[BEGIN]

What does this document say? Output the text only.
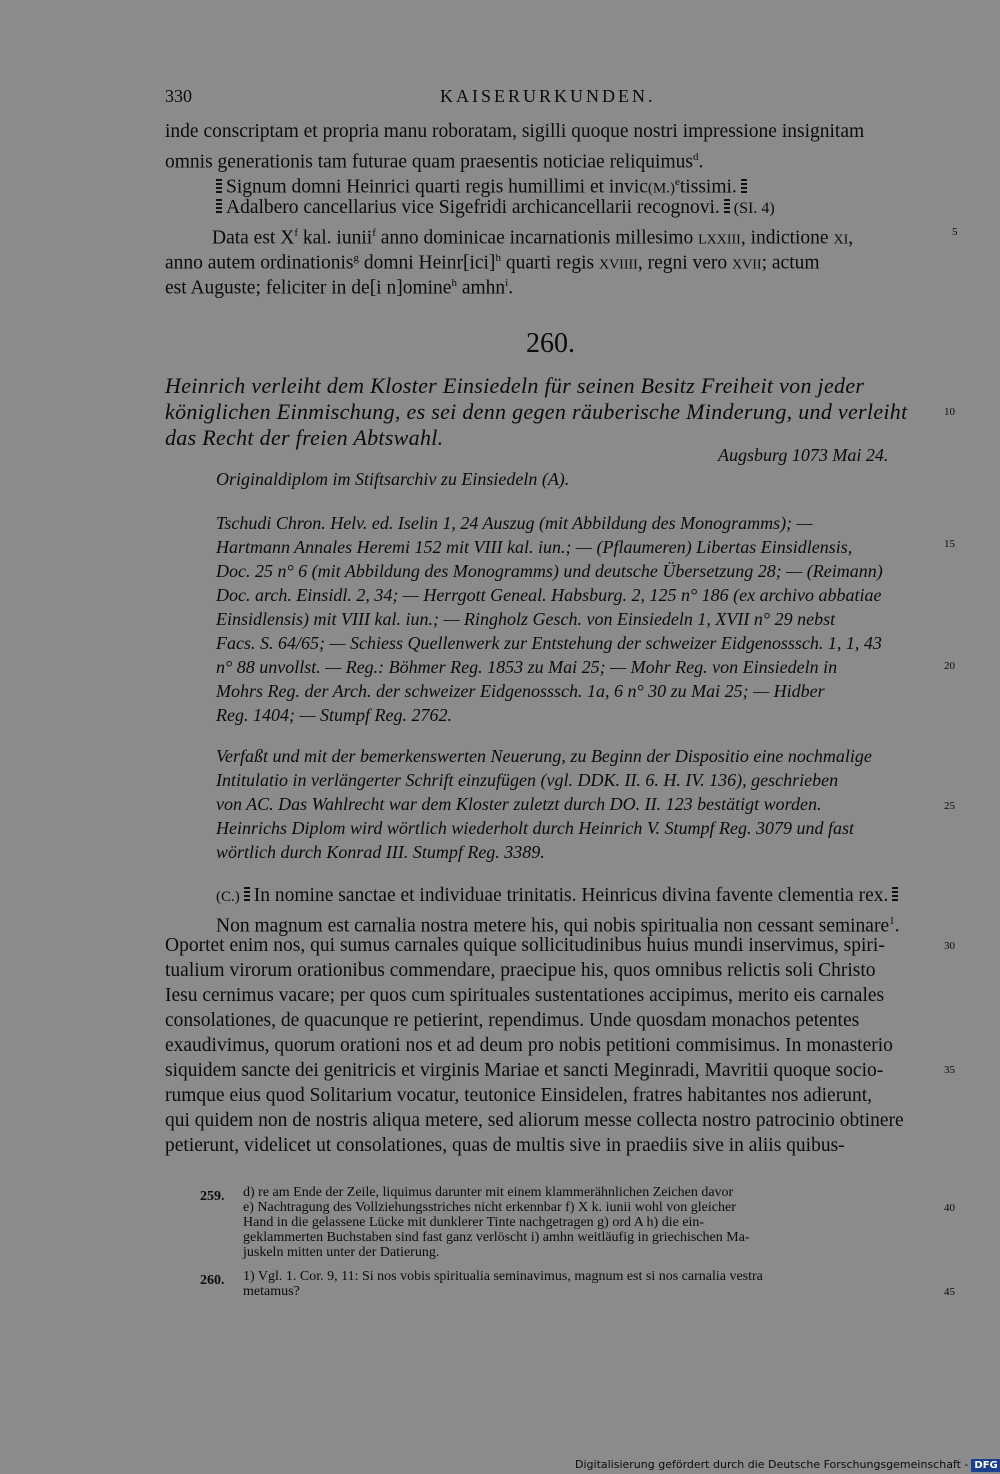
330	KAISERURKUNDEN.
inde conscriptam et propria manu roboratam, sigilli quoque nostri impressione insignitam
omnis generationis tam futurae quam praesentis noticiae reliquimus$^d$.
Signum domni Heinrici quarti regis humillimi et $invic(M.)^etissimi$.
Adalbero cancellarius vice Sigefridi archicancellarii recognovi. (SI. 4)
Data est $X^f$ kal. iunii$^f$ anno dominicae incarnationis millesimo lxxiii, indictione xi,
anno autem ordinationis$^g$ domni Heinr[ici]$^h$ quarti regis xviiii, regni vero xvii; actum
est Auguste; feliciter in de[i n]omine$^h$ amhn$^i$.
260.
Heinrich verleiht dem Kloster Einsiedeln für seinen Besitz Freiheit von jeder
königlichen Einmischung, es sei denn gegen räuberische Minderung, und verleiht
das Recht der freien Abtswahl.
Augsburg 1073 Mai 24.
Originaldiplom im Stiftsarchiv zu Einsiedeln (A).
Tschudi Chron. Helv. ed. Iselin 1, 24 Auszug (mit Abbildung des Monogramms); —
Hartmann Annales Heremi 152 mit VIII kal. iun.; — (Pflaumeren) Libertas Einsidlensis,
Doc. 25 n° 6 (mit Abbildung des Monogramms) und deutsche Übersetzung 28; — (Reimann)
Doc. arch. Einsidl. 2, 34; — Herrgott Geneal. Habsburg. 2, 125 n° 186 (ex archivo abbatiae
Einsidlensis) mit VIII kal. iun.; — Ringholz Gesch. von Einsiedeln 1, XVII n° 29 nebst
Facs. S. 64/65; — Schiess Quellenwerk zur Entstehung der schweizer Eidgenosssch. 1, 1, 43
n° 88 unvollst. — Reg.: Böhmer Reg. 1853 zu Mai 25; — Mohr Reg. von Einsiedeln in
Mohrs Reg. der Arch. der schweizer Eidgenosssch. 1a, 6 n° 30 zu Mai 25; — Hidber
Reg. 1404; — Stumpf Reg. 2762.
Verfaßt und mit der bemerkenswerten Neuerung, zu Beginn der Dispositio eine nochmalige
Intitulatio in verlängerter Schrift einzufügen (vgl. DDK. II. 6. H. IV. 136), geschrieben
von AC. Das Wahlrecht war dem Kloster zuletzt durch DO. II. 123 bestätigt worden.
Heinrichs Diplom wird wörtlich wiederholt durch Heinrich V. Stumpf Reg. 3079 und fast
wörtlich durch Konrad III. Stumpf Reg. 3389.
(C.) In nomine sanctae et individuae trinitatis. Heinricus divina favente clementia rex.
Non magnum est carnalia nostra metere his, qui nobis spiritualia non cessant seminare$^1$.
Oportet enim nos, qui sumus carnales quique sollicitudinibus huius mundi inservimus, spiri-
tualium virorum orationibus commendare, praecipue his, quos omnibus relictis soli Christo
Iesu cernimus vacare; per quos cum spirituales sustentationes accipimus, merito eis carnales
consolationes, de quacunque re petierint, rependimus. Unde quosdam monachos petentes
exaudivimus, quorum orationi nos et ad deum pro nobis petitioni commisimus. In monasterio
siquidem sancte dei genitricis et virginis Mariae et sancti Meginradi, Mavritii quoque socio-
rumque eius quod Solitarium vocatur, teutonice Einsidelen, fratres habitantes nos adierunt,
qui quidem non de nostris aliqua metere, sed aliorum messe collecta nostro patrocinio obtinere
petierunt, videlicet ut consolationes, quas de multis sive in praediis sive in aliis quibus-
259. d) re am Ende der Zeile, liquimus darunter mit einem klammerähnlichen Zeichen davor
e) Nachtragung des Vollziehungsstriches nicht erkennbar f) X k. iunii wohl von gleicher
Hand in die gelassene Lücke mit dunklerer Tinte nachgetragen g) ord A h) die ein-
geklammerten Buchstaben sind fast ganz verlöscht i) amhn weitläufig in griechischen Ma-
juskeln mitten unter der Datierung.
260. 1) Vgl. 1. Cor. 9, 11: Si nos vobis spiritualia seminavimus, magnum est si nos carnalia vestra
metamus?
5
10
15
20
25
30
35
40
45
Digitalisierung gefördert durch die Deutsche Forschungsgemeinschaft - DFG
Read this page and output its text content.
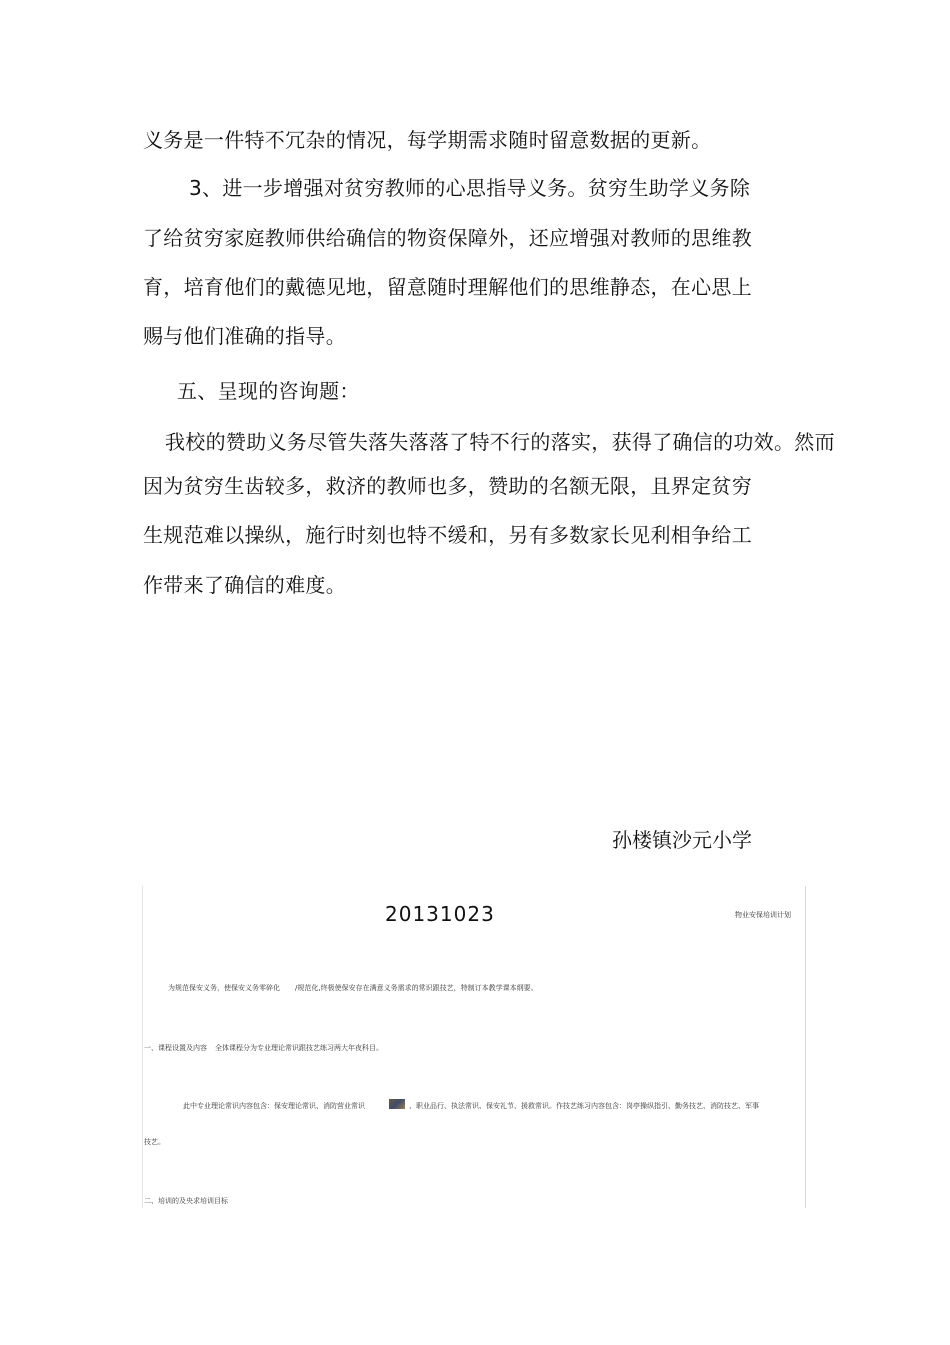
义务是一件特不冗杂的情况，每学期需求随时留意数据的更新。
3、进一步增强对贫穷教师的心思指导义务。贫穷生助学义务除
了给贫穷家庭教师供给确信的物资保障外，还应增强对教师的思维教
育，培育他们的戴德见地，留意随时理解他们的思维静态，在心思上
赐与他们准确的指导。
五、呈现的咨询题：
我校的赞助义务尽管失落失落落了特不行的落实，获得了确信的功效。然而
因为贫穷生齿较多，救济的教师也多，赞助的名额无限，且界定贫穷
生规范难以操纵，施行时刻也特不缓和，另有多数家长见利相争给工
作带来了确信的难度。
孙楼镇沙元小学
20131023	物业安保培训计划
为规范保安义务，使保安义务零碎化 /规范化,终极使保安存在满意义务需求的常识跟技艺，特制订本教学课本纲要。
一、课程设置及内容 全体课程分为专业理论常识跟技艺练习两大年夜科目。
此中专业理论常识内容包含：保安理论常识、消防营业常识	、职业品行、执法常识、保安礼节、援救常识。作技艺练习内容包含：岗亭操纵指引、勤务技艺、消防技艺、军事
技艺。
二、培训的及央求培训目标
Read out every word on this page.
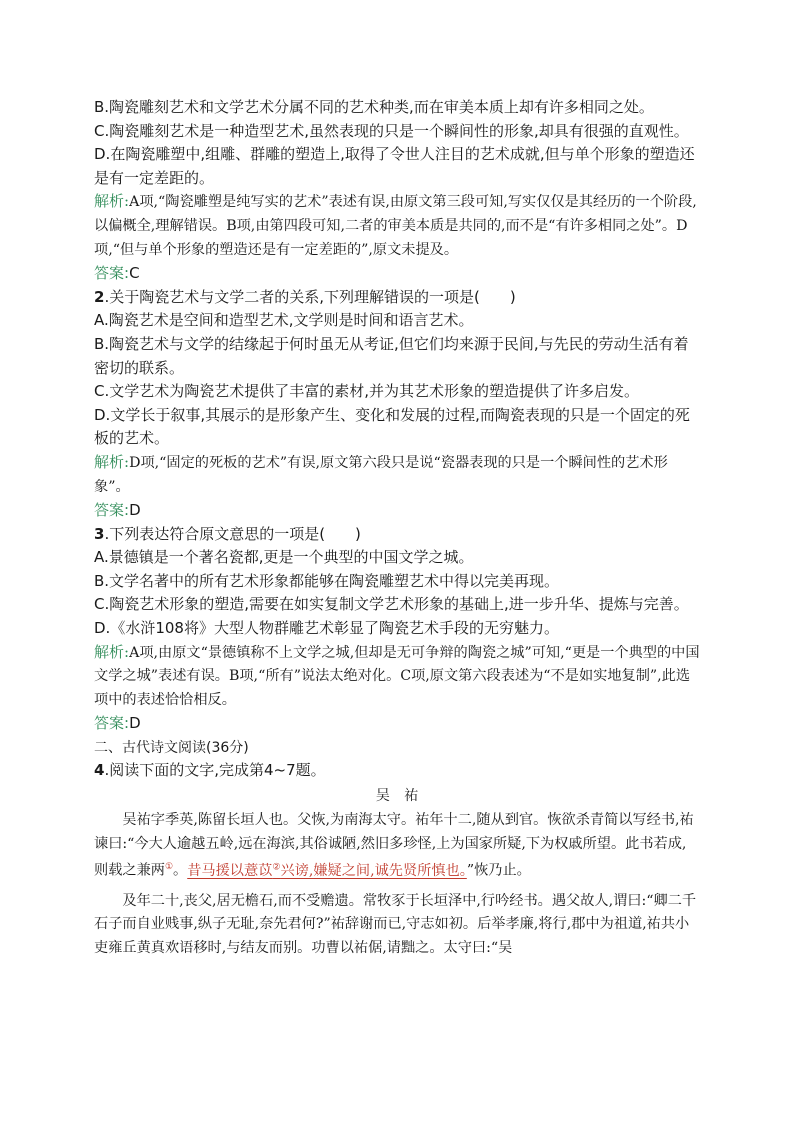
B.陶瓷雕刻艺术和文学艺术分属不同的艺术种类,而在审美本质上却有许多相同之处。

C.陶瓷雕刻艺术是一种造型艺术,虽然表现的只是一个瞬间性的形象,却具有很强的直观性。

D.在陶瓷雕塑中,组雕、群雕的塑造上,取得了令世人注目的艺术成就,但与单个形象的塑造还是有一定差距的。

解析:A项,“陶瓷雕塑是纯写实的艺术”表述有误,由原文第三段可知,写实仅仅是其经历的一个阶段,以偏概全,理解错误。B项,由第四段可知,二者的审美本质是共同的,而不是“有许多相同之处”。D项,“但与单个形象的塑造还是有一定差距的”,原文未提及。

答案:C

2.关于陶瓷艺术与文学二者的关系,下列理解错误的一项是(　　)

A.陶瓷艺术是空间和造型艺术,文学则是时间和语言艺术。

B.陶瓷艺术与文学的结缘起于何时虽无从考证,但它们均来源于民间,与先民的劳动生活有着密切的联系。

C.文学艺术为陶瓷艺术提供了丰富的素材,并为其艺术形象的塑造提供了许多启发。

D.文学长于叙事,其展示的是形象产生、变化和发展的过程,而陶瓷表现的只是一个固定的死板的艺术。

解析:D项,“固定的死板的艺术”有误,原文第六段只是说“瓷器表现的只是一个瞬间性的艺术形象”。

答案:D

3.下列表达符合原文意思的一项是(　　)

A.景德镇是一个著名瓷都,更是一个典型的中国文学之城。

B.文学名著中的所有艺术形象都能够在陶瓷雕塑艺术中得以完美再现。

C.陶瓷艺术形象的塑造,需要在如实复制文学艺术形象的基础上,进一步升华、提炼与完善。

D.《水浒108将》大型人物群雕艺术彰显了陶瓷艺术手段的无穷魅力。

解析:A项,由原文“景德镇称不上文学之城,但却是无可争辩的陶瓷之城”可知,“更是一个典型的中国文学之城”表述有误。B项,“所有”说法太绝对化。C项,原文第六段表述为“不是如实地复制”,此选项中的表述恰恰相反。

答案:D

二、古代诗文阅读(36分)

4.阅读下面的文字,完成第4~7题。

吴　祐

吴祐字季英,陈留长垣人也。父恢,为南海太守。祐年十二,随从到官。恢欲杀青简以写经书,祐谏曰:“今大人逾越五岭,远在海滨,其俗诚陋,然旧多珍怪,上为国家所疑,下为权戚所望。此书若成,则载之兼两①。昔马援以薏苡②兴谤,嫌疑之间,诚先贤所慎也。”恢乃止。

及年二十,丧父,居无檐石,而不受赡遗。常牧豕于长垣泽中,行吟经书。遇父故人,谓曰:“卿二千石子而自业贱事,纵子无耻,奈先君何?”祐辞谢而已,守志如初。后举孝廉,将行,郡中为祖道,祐共小吏雍丘黄真欢语移时,与结友而别。功曹以祐倨,请黜之。太守曰:“吴
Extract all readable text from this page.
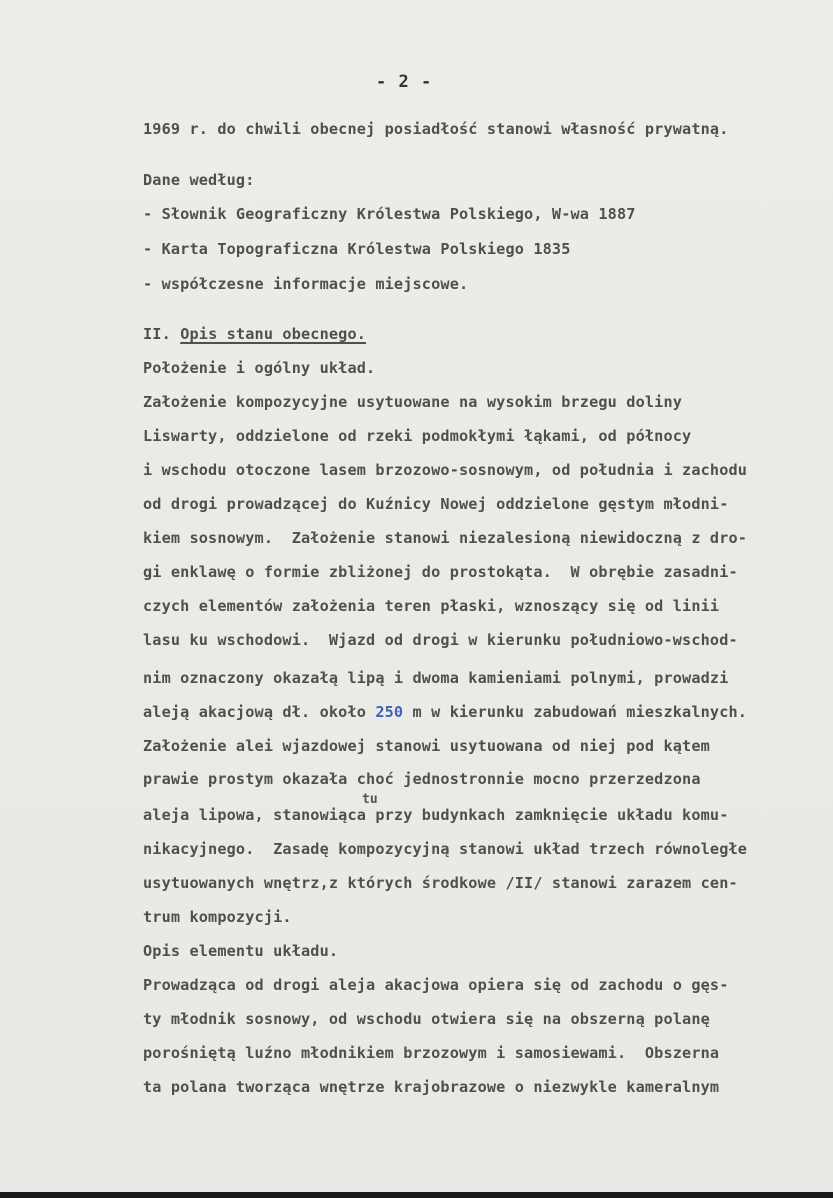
- 2 -
1969 r. do chwili obecnej posiadłość stanowi własność prywatną.
Dane według:
- Słownik Geograficzny Królestwa Polskiego, W-wa 1887
- Karta Topograficzna Królestwa Polskiego 1835
- współczesne informacje miejscowe.
II. Opis stanu obecnego.
Położenie i ogólny układ.
Założenie kompozycyjne usytuowane na wysokim brzegu doliny
Liswarty, oddzielone od rzeki podmokłymi łąkami, od północy
i wschodu otoczone lasem brzozowo-sosnowym, od południa i zachodu
od drogi prowadzącej do Kuźnicy Nowej oddzielone gęstym młodni-
kiem sosnowym.  Założenie stanowi niezalesioną niewidoczną z dro-
gi enklawę o formie zbliżonej do prostokąta.  W obrębie zasadni-
czych elementów założenia teren płaski, wznoszący się od linii
lasu ku wschodowi.  Wjazd od drogi w kierunku południowo-wschod-
nim oznaczony okazałą lipą i dwoma kamieniami polnymi, prowadzi
aleją akacjową dł. około 250 m w kierunku zabudowań mieszkalnych.
Założenie alei wjazdowej stanowi usytuowana od niej pod kątem
prawie prostym okazała choć jednostronnie mocno przerzedzona
tu
aleja lipowa, stanowiąca przy budynkach zamknięcie układu komu-
nikacyjnego.  Zasadę kompozycyjną stanowi układ trzech równoległe
usytuowanych wnętrz,z których środkowe /II/ stanowi zarazem cen-
trum kompozycji.
Opis elementu układu.
Prowadząca od drogi aleja akacjowa opiera się od zachodu o gęs-
ty młodnik sosnowy, od wschodu otwiera się na obszerną polanę
porośniętą luźno młodnikiem brzozowym i samosiewami.  Obszerna
ta polana tworząca wnętrze krajobrazowe o niezwykle kameralnym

[END]

**AIM OF THE TASK:**
Return a copy of every line that includes the word "consolationes".

**EXERCISE ANSWER:**
consolationes, de quacunque re petierint, rependimus. Unde quosdam monachos petentes
petierunt, videlicet ut consolationes, quas de multis sive in praediis sive in aliis quibus-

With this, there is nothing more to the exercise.